[Collected data entries]
►

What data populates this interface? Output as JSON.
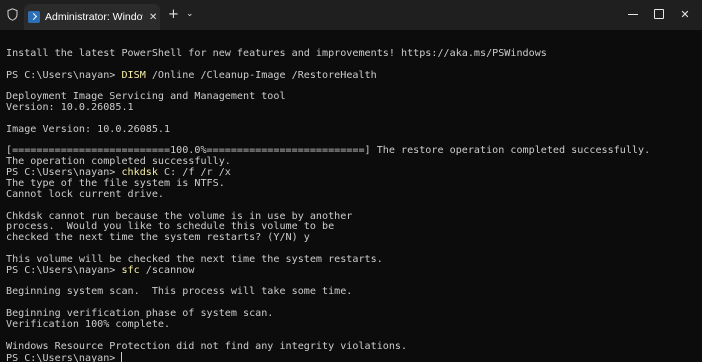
{
  "tab": {
    "title": "Administrator: Windows PowerShell",
    "close_glyph": "✕",
    "new_tab_glyph": "+",
    "dropdown_glyph": "⌄"
  },
  "window_controls": {
    "minimize": "minimize-icon",
    "maximize": "maximize-icon",
    "close": "✕"
  },
  "colors": {
    "background": "#0c0c0c",
    "titlebar": "#1f1f1f",
    "text": "#cccccc",
    "command": "#f9f1a5"
  },
  "terminal": {
    "lines": [
      {
        "text": ""
      },
      {
        "text": "Install the latest PowerShell for new features and improvements! https://aka.ms/PSWindows"
      },
      {
        "text": ""
      },
      {
        "prompt": "PS C:\\Users\\nayan> ",
        "cmd": "DISM",
        "args": " /Online /Cleanup-Image /RestoreHealth"
      },
      {
        "text": ""
      },
      {
        "text": "Deployment Image Servicing and Management tool"
      },
      {
        "text": "Version: 10.0.26085.1"
      },
      {
        "text": ""
      },
      {
        "text": "Image Version: 10.0.26085.1"
      },
      {
        "text": ""
      },
      {
        "text": "[==========================100.0%==========================] The restore operation completed successfully."
      },
      {
        "text": "The operation completed successfully."
      },
      {
        "prompt": "PS C:\\Users\\nayan> ",
        "cmd": "chkdsk",
        "args": " C: /f /r /x"
      },
      {
        "text": "The type of the file system is NTFS."
      },
      {
        "text": "Cannot lock current drive."
      },
      {
        "text": ""
      },
      {
        "text": "Chkdsk cannot run because the volume is in use by another"
      },
      {
        "text": "process.  Would you like to schedule this volume to be"
      },
      {
        "text": "checked the next time the system restarts? (Y/N) y"
      },
      {
        "text": ""
      },
      {
        "text": "This volume will be checked the next time the system restarts."
      },
      {
        "prompt": "PS C:\\Users\\nayan> ",
        "cmd": "sfc",
        "args": " /scannow"
      },
      {
        "text": ""
      },
      {
        "text": "Beginning system scan.  This process will take some time."
      },
      {
        "text": ""
      },
      {
        "text": "Beginning verification phase of system scan."
      },
      {
        "text": "Verification 100% complete."
      },
      {
        "text": ""
      },
      {
        "text": "Windows Resource Protection did not find any integrity violations."
      },
      {
        "prompt": "PS C:\\Users\\nayan> ",
        "cursor": true
      }
    ]
  }
}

◄

# Short exercise
Scan the listing above. Collect all lines with the word "icon".

# Solution for this task
    "minimize": "minimize-icon",
    "maximize": "maximize-icon",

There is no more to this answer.